■ **What this task involves**
Take each line that has the word "Surf" and return it.

- - - -

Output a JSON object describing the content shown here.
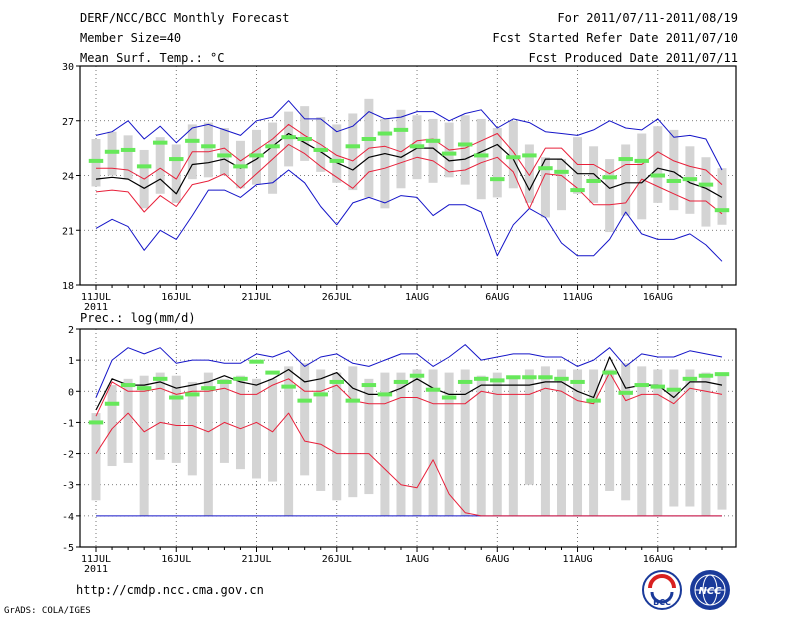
{
  "header": {
    "title": "DERF/NCC/BCC Monthly Forecast",
    "member_size": "Member Size=40",
    "variable": "Mean Surf. Temp.: °C",
    "period": "For 2011/07/11-2011/08/19",
    "refer_date": "Fcst Started Refer Date 2011/07/10",
    "produced_date": "Fcst Produced Date 2011/07/11"
  },
  "footer": {
    "url": "http://cmdp.ncc.cma.gov.cn",
    "credit": "GrADS: COLA/IGES",
    "logo_left": "BCC",
    "logo_right": "NCC"
  },
  "colors": {
    "box": "#d4d4d4",
    "green": "#66e85a",
    "red": "#e8203a",
    "blue": "#1414c8",
    "median": "#000000"
  },
  "chart_data": [
    {
      "type": "box-plume",
      "title": "Mean Surf. Temp.: °C",
      "x_first_date": "2011-07-11",
      "days": 40,
      "xticks": [
        "11JUL",
        "16JUL",
        "21JUL",
        "26JUL",
        "1AUG",
        "6AUG",
        "11AUG",
        "16AUG"
      ],
      "xtick_year": "2011",
      "yticks": [
        18,
        21,
        24,
        27,
        30
      ],
      "ylim": [
        18,
        30
      ],
      "box_low": [
        23.4,
        24.0,
        23.8,
        22.2,
        23.0,
        22.5,
        23.8,
        23.9,
        24.0,
        23.3,
        23.5,
        23.0,
        24.5,
        24.8,
        24.2,
        23.6,
        23.2,
        22.8,
        22.2,
        23.3,
        23.8,
        23.6,
        23.9,
        23.5,
        22.7,
        22.8,
        23.3,
        22.5,
        21.7,
        22.1,
        23.0,
        22.5,
        20.9,
        21.8,
        21.6,
        22.5,
        22.1,
        21.9,
        21.2,
        21.3
      ],
      "box_high": [
        26.0,
        26.4,
        26.2,
        25.4,
        26.1,
        25.7,
        26.8,
        26.9,
        26.6,
        25.9,
        26.5,
        26.9,
        27.5,
        27.8,
        27.2,
        26.8,
        27.4,
        28.2,
        27.1,
        27.6,
        27.3,
        27.1,
        26.9,
        27.3,
        27.1,
        26.6,
        27.0,
        25.7,
        25.0,
        24.9,
        26.1,
        25.6,
        24.9,
        25.7,
        26.3,
        26.7,
        26.5,
        25.6,
        25.0,
        24.4
      ],
      "green": [
        24.8,
        25.3,
        25.4,
        24.5,
        25.8,
        24.9,
        25.9,
        25.6,
        25.1,
        24.5,
        25.1,
        25.6,
        26.1,
        26.0,
        25.4,
        24.8,
        25.6,
        26.0,
        26.3,
        26.5,
        25.6,
        25.9,
        25.2,
        25.7,
        25.1,
        23.8,
        25.0,
        25.1,
        24.4,
        24.2,
        23.2,
        23.7,
        23.9,
        24.9,
        24.8,
        24.0,
        23.7,
        23.8,
        23.5,
        22.1
      ],
      "median": [
        23.8,
        23.9,
        23.8,
        23.3,
        23.8,
        23.0,
        24.6,
        24.7,
        24.9,
        24.4,
        24.9,
        25.6,
        26.3,
        25.8,
        25.3,
        24.7,
        24.3,
        25.0,
        25.2,
        25.0,
        25.5,
        25.5,
        24.8,
        24.9,
        25.3,
        25.7,
        24.9,
        23.2,
        24.9,
        24.9,
        24.1,
        24.1,
        23.3,
        23.6,
        23.6,
        24.4,
        24.2,
        23.6,
        23.3,
        22.8
      ],
      "red_upper": [
        24.4,
        24.4,
        24.3,
        23.8,
        24.4,
        23.8,
        25.3,
        25.3,
        25.5,
        24.8,
        25.4,
        26.0,
        26.8,
        26.2,
        25.7,
        25.1,
        24.8,
        25.5,
        25.6,
        25.3,
        25.9,
        26.0,
        25.4,
        25.5,
        25.9,
        26.3,
        25.3,
        24.0,
        25.5,
        25.5,
        24.6,
        24.6,
        24.1,
        24.6,
        24.6,
        25.3,
        24.8,
        24.5,
        24.3,
        23.5
      ],
      "red_lower": [
        23.1,
        23.2,
        23.1,
        22.0,
        22.9,
        22.3,
        23.5,
        23.7,
        24.1,
        23.3,
        24.1,
        24.9,
        25.7,
        25.2,
        24.5,
        23.9,
        23.3,
        24.2,
        24.4,
        24.7,
        25.0,
        24.8,
        24.2,
        24.3,
        24.7,
        25.0,
        24.2,
        22.2,
        24.1,
        24.0,
        23.3,
        22.4,
        22.4,
        22.5,
        23.8,
        23.4,
        23.0,
        22.6,
        22.6,
        21.9
      ],
      "blue_upper": [
        26.2,
        26.4,
        27.0,
        26.0,
        26.7,
        25.8,
        26.6,
        26.8,
        26.5,
        26.2,
        27.0,
        27.2,
        28.1,
        27.1,
        27.1,
        26.4,
        26.7,
        27.5,
        27.1,
        27.2,
        27.5,
        27.5,
        27.0,
        27.4,
        27.6,
        26.6,
        27.1,
        26.9,
        26.4,
        26.3,
        26.2,
        26.5,
        27.0,
        26.6,
        26.5,
        27.1,
        26.1,
        26.2,
        26.0,
        24.3
      ],
      "blue_lower": [
        21.1,
        21.6,
        21.2,
        19.9,
        21.0,
        20.5,
        21.8,
        23.2,
        23.2,
        22.8,
        23.5,
        23.6,
        24.3,
        23.6,
        22.3,
        21.3,
        22.5,
        22.8,
        22.5,
        22.9,
        22.8,
        21.8,
        22.4,
        22.4,
        22.0,
        19.6,
        21.3,
        22.2,
        21.7,
        20.3,
        19.6,
        19.6,
        20.5,
        22.0,
        20.8,
        20.5,
        20.5,
        20.8,
        20.2,
        19.3
      ]
    },
    {
      "type": "box-plume",
      "title": "Prec.: log(mm/d)",
      "x_first_date": "2011-07-11",
      "days": 40,
      "xticks": [
        "11JUL",
        "16JUL",
        "21JUL",
        "26JUL",
        "1AUG",
        "6AUG",
        "11AUG",
        "16AUG"
      ],
      "xtick_year": "2011",
      "yticks": [
        -5,
        -4,
        -3,
        -2,
        -1,
        0,
        1,
        2
      ],
      "ylim": [
        -5,
        2
      ],
      "box_low": [
        -3.5,
        -2.4,
        -2.3,
        -4.0,
        -2.2,
        -2.3,
        -2.7,
        -4.0,
        -2.3,
        -2.5,
        -2.8,
        -2.9,
        -4.0,
        -2.7,
        -3.2,
        -3.5,
        -3.4,
        -3.3,
        -4.0,
        -4.0,
        -4.0,
        -4.0,
        -4.0,
        -4.0,
        -4.0,
        -4.0,
        -4.0,
        -3.0,
        -4.0,
        -4.0,
        -4.0,
        -4.0,
        -3.2,
        -3.5,
        -4.0,
        -4.0,
        -3.7,
        -3.7,
        -4.0,
        -3.8
      ],
      "box_high": [
        -0.7,
        0.2,
        0.4,
        0.5,
        0.6,
        0.5,
        0.3,
        0.6,
        0.4,
        0.5,
        0.4,
        0.4,
        0.8,
        0.9,
        0.7,
        0.6,
        0.8,
        0.4,
        0.6,
        0.6,
        0.7,
        0.7,
        0.6,
        0.7,
        0.5,
        0.6,
        0.5,
        0.7,
        0.8,
        0.7,
        0.7,
        0.7,
        0.7,
        0.9,
        0.8,
        0.7,
        0.7,
        0.7,
        0.6,
        0.5
      ],
      "green": [
        -1.0,
        -0.4,
        0.2,
        0.1,
        0.4,
        -0.2,
        -0.1,
        0.1,
        0.3,
        0.4,
        0.95,
        0.6,
        0.15,
        -0.3,
        -0.1,
        0.3,
        -0.3,
        0.2,
        -0.1,
        0.3,
        0.5,
        0.05,
        -0.2,
        0.3,
        0.4,
        0.35,
        0.45,
        0.45,
        0.45,
        0.4,
        0.3,
        -0.3,
        0.6,
        -0.05,
        0.2,
        0.15,
        0.05,
        0.4,
        0.5,
        0.55
      ],
      "median": [
        -0.6,
        0.4,
        0.2,
        0.2,
        0.3,
        0.1,
        0.2,
        0.3,
        0.5,
        0.3,
        0.2,
        0.4,
        0.7,
        0.3,
        0.4,
        0.6,
        0.1,
        -0.1,
        -0.1,
        0.1,
        0.4,
        0.1,
        -0.1,
        -0.1,
        0.2,
        0.2,
        0.2,
        0.2,
        0.3,
        0.3,
        0.0,
        -0.2,
        1.1,
        0.1,
        0.2,
        0.2,
        -0.2,
        0.3,
        0.3,
        0.2
      ],
      "red_upper": [
        -0.8,
        0.3,
        0.0,
        0.0,
        0.1,
        -0.1,
        0.0,
        0.0,
        0.1,
        -0.1,
        -0.1,
        0.2,
        0.4,
        0.0,
        0.0,
        0.2,
        -0.3,
        -0.4,
        -0.4,
        -0.2,
        -0.2,
        -0.4,
        -0.4,
        -0.4,
        0.0,
        -0.1,
        -0.1,
        -0.1,
        0.1,
        0.0,
        -0.3,
        -0.4,
        0.6,
        -0.3,
        -0.1,
        -0.1,
        -0.4,
        0.1,
        0.0,
        -0.1
      ],
      "red_lower": [
        -2.0,
        -1.2,
        -0.7,
        -1.3,
        -1.0,
        -1.1,
        -1.1,
        -1.3,
        -1.0,
        -1.2,
        -1.0,
        -1.3,
        -0.7,
        -1.6,
        -1.7,
        -2.0,
        -2.0,
        -2.0,
        -2.5,
        -3.0,
        -3.1,
        -2.2,
        -3.3,
        -3.9,
        -4.0,
        -4.0,
        -4.0,
        -4.0,
        -4.0,
        -4.0,
        -4.0,
        -4.0,
        -4.0,
        -4.0,
        -4.0,
        -4.0,
        -4.0,
        -4.0,
        -4.0,
        -4.0
      ],
      "blue_upper": [
        -0.2,
        1.0,
        1.4,
        1.2,
        1.4,
        0.9,
        1.0,
        1.0,
        0.9,
        0.9,
        1.2,
        1.1,
        1.3,
        0.8,
        1.1,
        1.2,
        0.9,
        0.8,
        1.0,
        1.2,
        1.2,
        0.8,
        1.1,
        1.5,
        1.0,
        1.1,
        1.2,
        1.2,
        1.1,
        1.1,
        0.8,
        1.0,
        1.4,
        0.8,
        1.2,
        1.1,
        1.1,
        1.3,
        1.2,
        1.1
      ],
      "blue_lower": [
        -4.0,
        -4.0,
        -4.0,
        -4.0,
        -4.0,
        -4.0,
        -4.0,
        -4.0,
        -4.0,
        -4.0,
        -4.0,
        -4.0,
        -4.0,
        -4.0,
        -4.0,
        -4.0,
        -4.0,
        -4.0,
        -4.0,
        -4.0,
        -4.0,
        -4.0,
        -4.0,
        -4.0,
        -4.0,
        -4.0,
        -4.0,
        -4.0,
        -4.0,
        -4.0,
        -4.0,
        -4.0,
        -4.0,
        -4.0,
        -4.0,
        -4.0,
        -4.0,
        -4.0,
        -4.0,
        -4.0
      ]
    }
  ]
}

- - - -

■ **Solved exercise**
    "variable": "Mean Surf. Temp.: °C",
      "title": "Mean Surf. Temp.: °C",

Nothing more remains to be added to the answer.